### CHALLENGE
All of the entries must be reproduced exactly, with no images carried over.

### RECORD EXTRACTS
• • •

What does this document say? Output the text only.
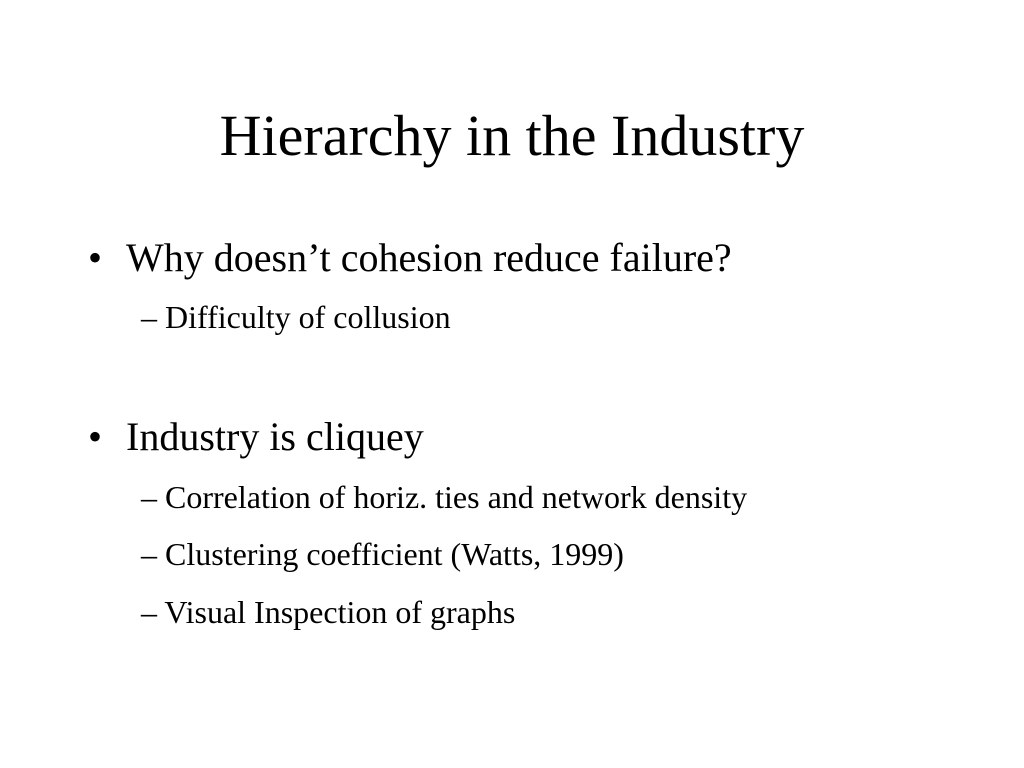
Hierarchy in the Industry
• Why doesn’t cohesion reduce failure?
– Difficulty of collusion
• Industry is cliquey
– Correlation of horiz. ties and network density
– Clustering coefficient (Watts, 1999)
– Visual Inspection of graphs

• • •

### RESPONSE TO THIS TASK
What does this document say? Output the text only.
Hierarchy in the Industry
• Why doesn’t cohesion reduce failure?
– Difficulty of collusion
• Industry is cliquey
– Correlation of horiz. ties and network density
– Clustering coefficient (Watts, 1999)
– Visual Inspection of graphs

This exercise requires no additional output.